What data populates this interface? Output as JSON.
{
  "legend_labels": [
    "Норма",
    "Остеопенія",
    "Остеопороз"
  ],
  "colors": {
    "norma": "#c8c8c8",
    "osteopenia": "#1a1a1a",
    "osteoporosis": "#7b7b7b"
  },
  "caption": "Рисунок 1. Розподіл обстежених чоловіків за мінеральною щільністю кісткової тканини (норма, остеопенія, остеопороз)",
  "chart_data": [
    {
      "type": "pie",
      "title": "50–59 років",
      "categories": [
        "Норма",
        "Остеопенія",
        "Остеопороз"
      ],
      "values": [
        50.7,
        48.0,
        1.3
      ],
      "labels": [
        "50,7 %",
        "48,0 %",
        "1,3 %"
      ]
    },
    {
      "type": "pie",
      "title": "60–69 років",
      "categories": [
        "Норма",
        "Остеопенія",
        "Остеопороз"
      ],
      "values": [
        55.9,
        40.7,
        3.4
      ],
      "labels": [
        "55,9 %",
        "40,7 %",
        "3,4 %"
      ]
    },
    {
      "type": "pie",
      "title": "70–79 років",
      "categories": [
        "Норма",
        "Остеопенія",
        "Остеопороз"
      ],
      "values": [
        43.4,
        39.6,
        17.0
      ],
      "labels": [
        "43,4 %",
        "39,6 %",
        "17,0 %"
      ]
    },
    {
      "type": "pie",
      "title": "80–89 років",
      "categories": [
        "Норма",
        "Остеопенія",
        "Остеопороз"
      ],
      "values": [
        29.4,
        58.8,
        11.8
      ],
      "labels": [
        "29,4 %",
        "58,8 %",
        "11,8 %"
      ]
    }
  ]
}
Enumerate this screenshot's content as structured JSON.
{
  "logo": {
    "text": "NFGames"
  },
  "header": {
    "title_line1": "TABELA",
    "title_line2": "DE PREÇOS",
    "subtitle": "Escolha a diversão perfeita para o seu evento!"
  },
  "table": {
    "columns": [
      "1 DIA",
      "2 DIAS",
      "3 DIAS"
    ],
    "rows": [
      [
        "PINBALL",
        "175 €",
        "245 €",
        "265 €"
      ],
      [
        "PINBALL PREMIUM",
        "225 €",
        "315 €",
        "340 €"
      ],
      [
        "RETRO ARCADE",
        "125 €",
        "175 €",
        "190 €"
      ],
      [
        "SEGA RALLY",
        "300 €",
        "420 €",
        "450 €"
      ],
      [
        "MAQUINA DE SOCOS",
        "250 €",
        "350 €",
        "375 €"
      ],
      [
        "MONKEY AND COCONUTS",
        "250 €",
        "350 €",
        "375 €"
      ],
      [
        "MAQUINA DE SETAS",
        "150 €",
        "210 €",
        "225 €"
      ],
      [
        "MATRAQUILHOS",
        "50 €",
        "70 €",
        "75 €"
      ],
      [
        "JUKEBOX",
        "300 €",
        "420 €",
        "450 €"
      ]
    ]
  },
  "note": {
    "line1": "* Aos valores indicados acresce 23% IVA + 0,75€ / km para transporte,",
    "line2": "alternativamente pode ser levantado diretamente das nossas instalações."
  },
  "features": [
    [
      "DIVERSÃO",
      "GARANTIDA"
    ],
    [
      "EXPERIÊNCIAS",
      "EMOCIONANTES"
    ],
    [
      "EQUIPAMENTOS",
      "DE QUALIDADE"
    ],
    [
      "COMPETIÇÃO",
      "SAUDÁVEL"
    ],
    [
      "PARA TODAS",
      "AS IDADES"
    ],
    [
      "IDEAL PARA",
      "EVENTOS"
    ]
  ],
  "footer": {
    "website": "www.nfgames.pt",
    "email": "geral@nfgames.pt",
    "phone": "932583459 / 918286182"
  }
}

- [What the task requires]:
Return exactly the lines from the one containing "Enumerate this screenshot's" to the last line of the data, and nothing more.

- [Exercise response]:
Enumerate this screenshot's content as structured JSON.
{
  "logo": {
    "text": "NFGames"
  },
  "header": {
    "title_line1": "TABELA",
    "title_line2": "DE PREÇOS",
    "subtitle": "Escolha a diversão perfeita para o seu evento!"
  },
  "table": {
    "columns": [
      "1 DIA",
      "2 DIAS",
      "3 DIAS"
    ],
    "rows": [
      [
        "PINBALL",
        "175 €",
        "245 €",
        "265 €"
      ],
      [
        "PINBALL PREMIUM",
        "225 €",
        "315 €",
        "340 €"
      ],
      [
        "RETRO ARCADE",
        "125 €",
        "175 €",
        "190 €"
      ],
      [
        "SEGA RALLY",
        "300 €",
        "420 €",
        "450 €"
      ],
      [
        "MAQUINA DE SOCOS",
        "250 €",
        "350 €",
        "375 €"
      ],
      [
        "MONKEY AND COCONUTS",
        "250 €",
        "350 €",
        "375 €"
      ],
      [
        "MAQUINA DE SETAS",
        "150 €",
        "210 €",
        "225 €"
      ],
      [
        "MATRAQUILHOS",
        "50 €",
        "70 €",
        "75 €"
      ],
      [
        "JUKEBOX",
        "300 €",
        "420 €",
        "450 €"
      ]
    ]
  },
  "note": {
    "line1": "* Aos valores indicados acresce 23% IVA + 0,75€ / km para transporte,",
    "line2": "alternativamente pode ser levantado diretamente das nossas instalações."
  },
  "features": [
    [
      "DIVERSÃO",
      "GARANTIDA"
    ],
    [
      "EXPERIÊNCIAS",
      "EMOCIONANTES"
    ],
    [
      "EQUIPAMENTOS",
      "DE QUALIDADE"
    ],
    [
      "COMPETIÇÃO",
      "SAUDÁVEL"
    ],
    [
      "PARA TODAS",
      "AS IDADES"
    ],
    [
      "IDEAL PARA",
      "EVENTOS"
    ]
  ],
  "footer": {
    "website": "www.nfgames.pt",
    "email": "geral@nfgames.pt",
    "phone": "932583459 / 918286182"
  }
}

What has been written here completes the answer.